## Start Entries provided
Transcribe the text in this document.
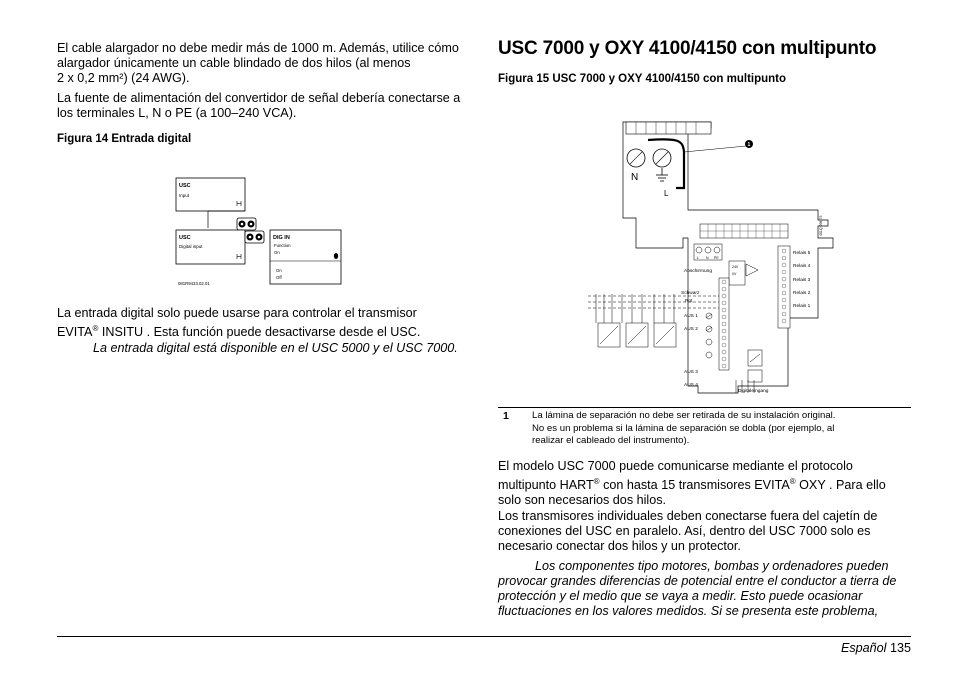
El cable alargador no debe medir más de 1000 m. Además, utilice cómo
alargador únicamente un cable blindado de dos hilos (al menos
2 x 0,2 mm²) (24 AWG).
La fuente de alimentación del convertidor de señal debería conectarse a
los terminales L, N o PE (a 100–240 VCA).
Figura 14 Entrada digital
USC
Input
USC
Digital input
DIG IN
Function
On
On
Off
081R9433.02.01
La entrada digital solo puede usarse para controlar el transmisor
EVITA® INSITU . Esta función puede desactivarse desde el USC.
La entrada digital está disponible en el USC 5000 y el USC 7000.
USC 7000 y OXY 4100/4150 con multipunto
Figura 15 USC 7000 y OXY 4100/4150 con multipunto
N
L
1
461Q 098-75
L N PE
24V
0V
Abschirmung
Relais 5
Relais 4
Relais 3
Relais 2
Relais 1
Schwarz
Rot
AUS 1
AUS 2
AUS 3
AUS 4
Digitaleingang
1 La lámina de separación no debe ser retirada de su instalación original.
No es un problema si la lámina de separación se dobla (por ejemplo, al
realizar el cableado del instrumento).
El modelo USC 7000 puede comunicarse mediante el protocolo
multipunto HART® con hasta 15 transmisores EVITA® OXY . Para ello
solo son necesarios dos hilos.
Los transmisores individuales deben conectarse fuera del cajetín de
conexiones del USC en paralelo. Así, dentro del USC 7000 solo es
necesario conectar dos hilos y un protector.
Los componentes tipo motores, bombas y ordenadores pueden
provocar grandes diferencias de potencial entre el conductor a tierra de
protección y el medio que se vaya a medir. Esto puede ocasionar
fluctuaciones en los valores medidos. Si se presenta este problema,
Español 135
## End Entries provided
What to work on: Give an exact reproduction of every line, leaving out any picture.

Completed task:
Transcribe the text in this document.
El cable alargador no debe medir más de 1000 m. Además, utilice cómo
alargador únicamente un cable blindado de dos hilos (al menos
2 x 0,2 mm²) (24 AWG).
La fuente de alimentación del convertidor de señal debería conectarse a
los terminales L, N o PE (a 100–240 VCA).
Figura 14 Entrada digital
USC
Input
USC
Digital input
DIG IN
Function
On
On
Off
081R9433.02.01
La entrada digital solo puede usarse para controlar el transmisor
EVITA® INSITU . Esta función puede desactivarse desde el USC.
La entrada digital está disponible en el USC 5000 y el USC 7000.
USC 7000 y OXY 4100/4150 con multipunto
Figura 15 USC 7000 y OXY 4100/4150 con multipunto
N
L
1
461Q 098-75
L N PE
24V
0V
Abschirmung
Relais 5
Relais 4
Relais 3
Relais 2
Relais 1
Schwarz
Rot
AUS 1
AUS 2
AUS 3
AUS 4
Digitaleingang
1 La lámina de separación no debe ser retirada de su instalación original.
No es un problema si la lámina de separación se dobla (por ejemplo, al
realizar el cableado del instrumento).
El modelo USC 7000 puede comunicarse mediante el protocolo
multipunto HART® con hasta 15 transmisores EVITA® OXY . Para ello
solo son necesarios dos hilos.
Los transmisores individuales deben conectarse fuera del cajetín de
conexiones del USC en paralelo. Así, dentro del USC 7000 solo es
necesario conectar dos hilos y un protector.
Los componentes tipo motores, bombas y ordenadores pueden
provocar grandes diferencias de potencial entre el conductor a tierra de
protección y el medio que se vaya a medir. Esto puede ocasionar
fluctuaciones en los valores medidos. Si se presenta este problema,
Español 135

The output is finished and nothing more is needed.